> _Exercise_:
Pictures are excluded from this exercise. Transcribe exactly the lines from the one containing "Extract the structured" through the last line of the listing.

> _Input material_:
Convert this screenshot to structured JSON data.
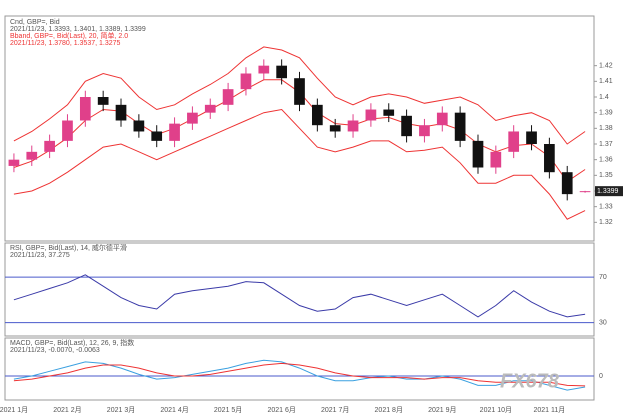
{
  "watermark": "FX678",
  "chart_data": [
    {
      "type": "candlestick",
      "title": "Cnd, GBP=, Bid",
      "subtitle": "2021/11/23, 1.3393, 1.3401, 1.3389, 1.3399",
      "band_title": "Bband, GBP=, Bid(Last), 20, 简单, 2.0",
      "band_subtitle": "2021/11/23, 1.3780, 1.3537, 1.3275",
      "categories": [
        "2021 1月",
        null,
        null,
        "2021 2月",
        null,
        null,
        "2021 3月",
        null,
        null,
        "2021 4月",
        null,
        null,
        "2021 5月",
        null,
        null,
        "2021 6月",
        null,
        null,
        "2021 7月",
        null,
        null,
        "2021 8月",
        null,
        null,
        "2021 9月",
        null,
        null,
        "2021 10月",
        null,
        null,
        "2021 11月",
        null,
        null
      ],
      "open": [
        1.356,
        1.36,
        1.365,
        1.372,
        1.385,
        1.4,
        1.395,
        1.385,
        1.378,
        1.372,
        1.383,
        1.39,
        1.395,
        1.405,
        1.415,
        1.42,
        1.412,
        1.395,
        1.382,
        1.378,
        1.385,
        1.392,
        1.388,
        1.375,
        1.382,
        1.39,
        1.372,
        1.355,
        1.365,
        1.378,
        1.37,
        1.352,
        1.3393
      ],
      "high": [
        1.364,
        1.369,
        1.376,
        1.389,
        1.404,
        1.404,
        1.399,
        1.389,
        1.382,
        1.387,
        1.394,
        1.399,
        1.409,
        1.419,
        1.424,
        1.424,
        1.416,
        1.399,
        1.386,
        1.389,
        1.396,
        1.396,
        1.392,
        1.386,
        1.394,
        1.394,
        1.376,
        1.369,
        1.382,
        1.382,
        1.374,
        1.356,
        1.3401
      ],
      "low": [
        1.352,
        1.356,
        1.361,
        1.368,
        1.381,
        1.391,
        1.381,
        1.374,
        1.368,
        1.368,
        1.379,
        1.386,
        1.391,
        1.401,
        1.411,
        1.408,
        1.391,
        1.378,
        1.374,
        1.374,
        1.381,
        1.384,
        1.371,
        1.371,
        1.378,
        1.368,
        1.351,
        1.351,
        1.361,
        1.366,
        1.348,
        1.334,
        1.3389
      ],
      "close": [
        1.36,
        1.365,
        1.372,
        1.385,
        1.4,
        1.395,
        1.385,
        1.378,
        1.372,
        1.383,
        1.39,
        1.395,
        1.405,
        1.415,
        1.42,
        1.412,
        1.395,
        1.382,
        1.378,
        1.385,
        1.392,
        1.388,
        1.375,
        1.382,
        1.39,
        1.372,
        1.355,
        1.365,
        1.378,
        1.37,
        1.352,
        1.338,
        1.3399
      ],
      "up_color": "#e0408a",
      "down_color": "#111111",
      "series": [
        {
          "name": "Bband upper",
          "color": "#e33",
          "values": [
            1.372,
            1.378,
            1.386,
            1.395,
            1.41,
            1.415,
            1.412,
            1.4,
            1.392,
            1.395,
            1.402,
            1.408,
            1.415,
            1.425,
            1.432,
            1.43,
            1.425,
            1.412,
            1.4,
            1.395,
            1.4,
            1.402,
            1.4,
            1.396,
            1.398,
            1.4,
            1.395,
            1.385,
            1.388,
            1.39,
            1.385,
            1.37,
            1.378
          ]
        },
        {
          "name": "Bband middle",
          "color": "#e33",
          "values": [
            1.355,
            1.359,
            1.366,
            1.374,
            1.385,
            1.392,
            1.391,
            1.383,
            1.376,
            1.38,
            1.386,
            1.392,
            1.398,
            1.405,
            1.411,
            1.411,
            1.403,
            1.39,
            1.383,
            1.382,
            1.386,
            1.387,
            1.383,
            1.381,
            1.383,
            1.379,
            1.37,
            1.365,
            1.369,
            1.37,
            1.362,
            1.346,
            1.3537
          ]
        },
        {
          "name": "Bband lower",
          "color": "#e33",
          "values": [
            1.338,
            1.34,
            1.345,
            1.352,
            1.36,
            1.368,
            1.37,
            1.365,
            1.36,
            1.365,
            1.37,
            1.375,
            1.38,
            1.385,
            1.39,
            1.392,
            1.38,
            1.368,
            1.365,
            1.368,
            1.372,
            1.372,
            1.365,
            1.366,
            1.368,
            1.358,
            1.345,
            1.345,
            1.35,
            1.35,
            1.338,
            1.322,
            1.3275
          ]
        }
      ],
      "ylim": [
        1.31,
        1.43
      ],
      "yticks": [
        1.32,
        1.33,
        1.34,
        1.35,
        1.36,
        1.37,
        1.38,
        1.39,
        1.4,
        1.41,
        1.42
      ]
    },
    {
      "type": "line",
      "title": "RSI, GBP=, Bid(Last), 14, 威尔德平滑",
      "subtitle": "2021/11/23, 37.275",
      "series": [
        {
          "name": "RSI",
          "color": "#3a3aa8",
          "values": [
            50,
            55,
            60,
            65,
            72,
            62,
            52,
            45,
            42,
            55,
            58,
            60,
            62,
            66,
            65,
            55,
            45,
            40,
            42,
            52,
            55,
            50,
            45,
            50,
            55,
            45,
            35,
            45,
            58,
            48,
            40,
            35,
            37.275
          ]
        }
      ],
      "ylim": [
        20,
        85
      ],
      "yticks": [
        30,
        70
      ]
    },
    {
      "type": "line",
      "title": "MACD, GBP=, Bid(Last), 12, 26, 9, 指数",
      "subtitle": "2021/11/23, -0.0070, -0.0063",
      "series": [
        {
          "name": "MACD",
          "color": "#3aa0e0",
          "values": [
            -0.002,
            0.0,
            0.003,
            0.006,
            0.009,
            0.008,
            0.005,
            0.001,
            -0.002,
            -0.001,
            0.001,
            0.003,
            0.005,
            0.008,
            0.01,
            0.009,
            0.005,
            0.0,
            -0.003,
            -0.003,
            -0.001,
            0.0,
            -0.002,
            -0.002,
            0.0,
            -0.002,
            -0.006,
            -0.006,
            -0.003,
            -0.003,
            -0.006,
            -0.009,
            -0.007
          ]
        },
        {
          "name": "Signal",
          "color": "#e33",
          "values": [
            -0.003,
            -0.002,
            0.0,
            0.002,
            0.005,
            0.007,
            0.007,
            0.005,
            0.002,
            0.0,
            0.0,
            0.001,
            0.003,
            0.005,
            0.007,
            0.008,
            0.007,
            0.005,
            0.002,
            0.0,
            -0.001,
            -0.001,
            -0.001,
            -0.002,
            -0.001,
            -0.001,
            -0.003,
            -0.004,
            -0.004,
            -0.004,
            -0.004,
            -0.006,
            -0.0063
          ]
        }
      ],
      "ylim": [
        -0.014,
        0.014
      ],
      "yticks": [
        0
      ]
    }
  ]
}
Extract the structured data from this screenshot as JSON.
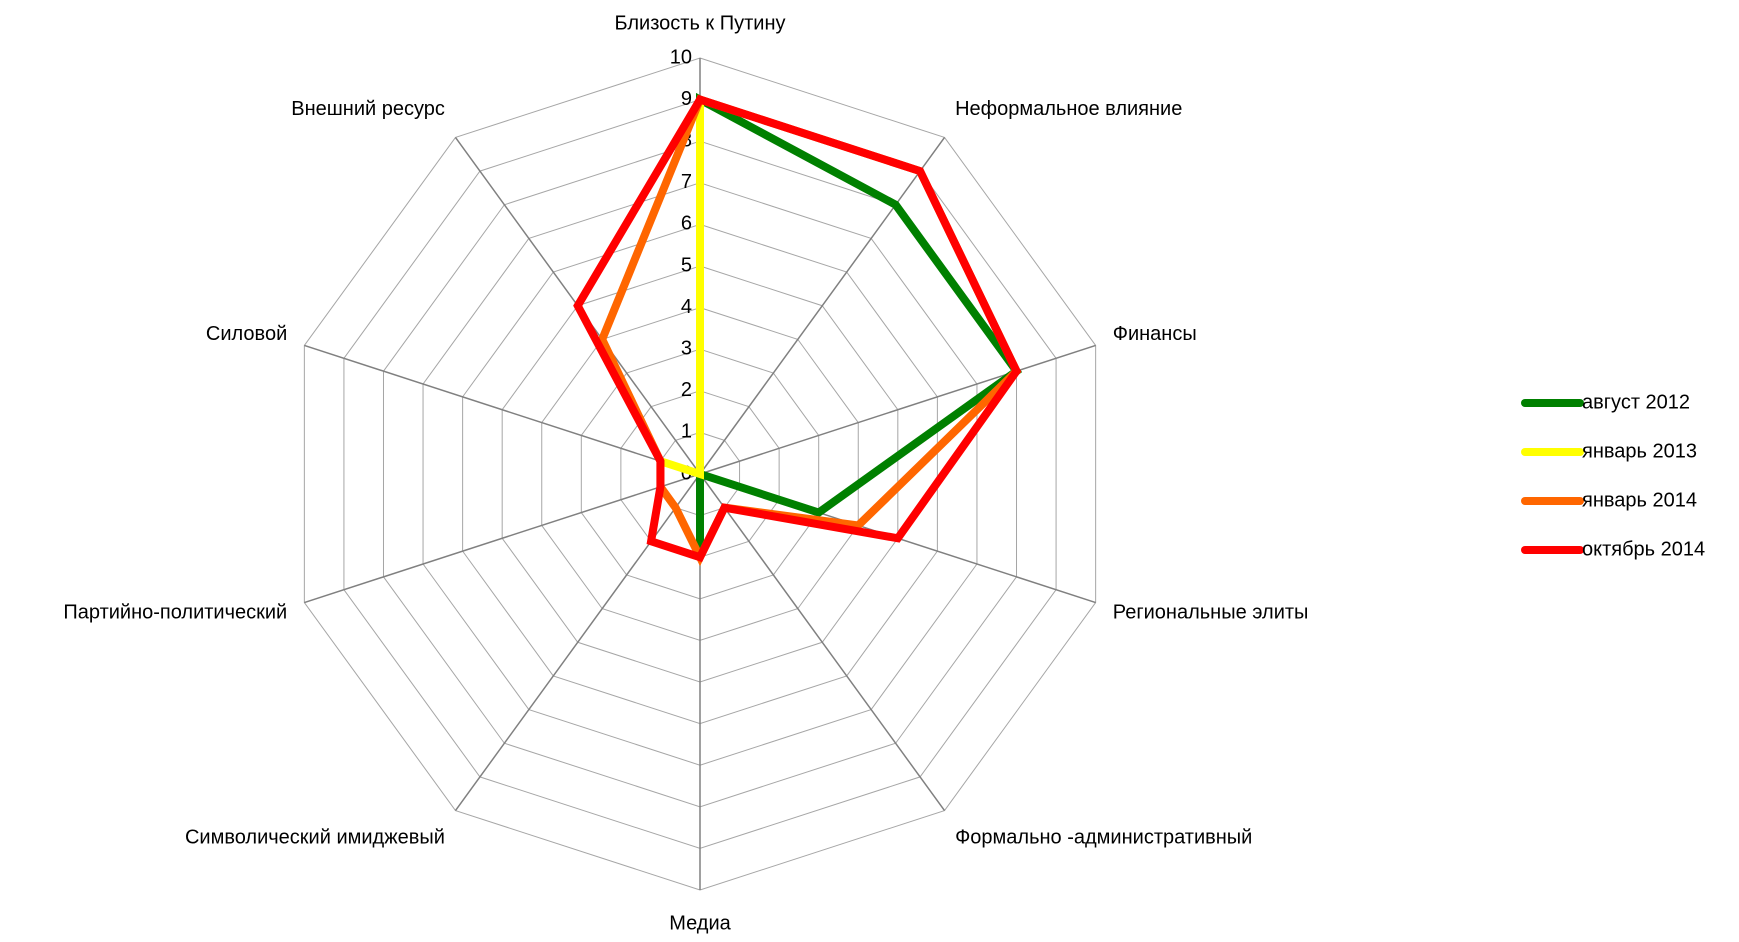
{
  "chart_data": {
    "type": "radar",
    "categories": [
      "Близость к Путину",
      "Неформальное влияние",
      "Финансы",
      "Региональные элиты",
      "Формально -административный",
      "Медиа",
      "Символический имиджевый",
      "Партийно-политический",
      "Силовой",
      "Внешний ресурс"
    ],
    "rlim": [
      0,
      10
    ],
    "rticks": [
      0,
      1,
      2,
      3,
      4,
      5,
      6,
      7,
      8,
      9,
      10
    ],
    "grid": true,
    "legend": "right",
    "series": [
      {
        "name": "август 2012",
        "color": "#008000",
        "values": [
          9,
          8,
          8,
          3,
          0,
          2,
          0,
          0,
          0,
          0
        ]
      },
      {
        "name": "январь 2013",
        "color": "#ffff00",
        "values": [
          9,
          0,
          0,
          0,
          0,
          0,
          0,
          0,
          1,
          0
        ]
      },
      {
        "name": "январь 2014",
        "color": "#ff6600",
        "values": [
          9,
          9,
          8,
          4,
          1,
          2,
          1,
          1,
          1,
          4
        ]
      },
      {
        "name": "октябрь 2014",
        "color": "#ff0000",
        "values": [
          9,
          9,
          8,
          5,
          1,
          2,
          2,
          1,
          1,
          5
        ]
      }
    ]
  }
}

> _Output of the task_:
Extract the structured data from this screenshot as JSON.
{
  "chart_data": {
    "type": "radar",
    "categories": [
      "Близость к Путину",
      "Неформальное влияние",
      "Финансы",
      "Региональные элиты",
      "Формально -административный",
      "Медиа",
      "Символический имиджевый",
      "Партийно-политический",
      "Силовой",
      "Внешний ресурс"
    ],
    "rlim": [
      0,
      10
    ],
    "rticks": [
      0,
      1,
      2,
      3,
      4,
      5,
      6,
      7,
      8,
      9,
      10
    ],
    "grid": true,
    "legend": "right",
    "series": [
      {
        "name": "август 2012",
        "color": "#008000",
        "values": [
          9,
          8,
          8,
          3,
          0,
          2,
          0,
          0,
          0,
          0
        ]
      },
      {
        "name": "январь 2013",
        "color": "#ffff00",
        "values": [
          9,
          0,
          0,
          0,
          0,
          0,
          0,
          0,
          1,
          0
        ]
      },
      {
        "name": "январь 2014",
        "color": "#ff6600",
        "values": [
          9,
          9,
          8,
          4,
          1,
          2,
          1,
          1,
          1,
          4
        ]
      },
      {
        "name": "октябрь 2014",
        "color": "#ff0000",
        "values": [
          9,
          9,
          8,
          5,
          1,
          2,
          2,
          1,
          1,
          5
        ]
      }
    ]
  }
}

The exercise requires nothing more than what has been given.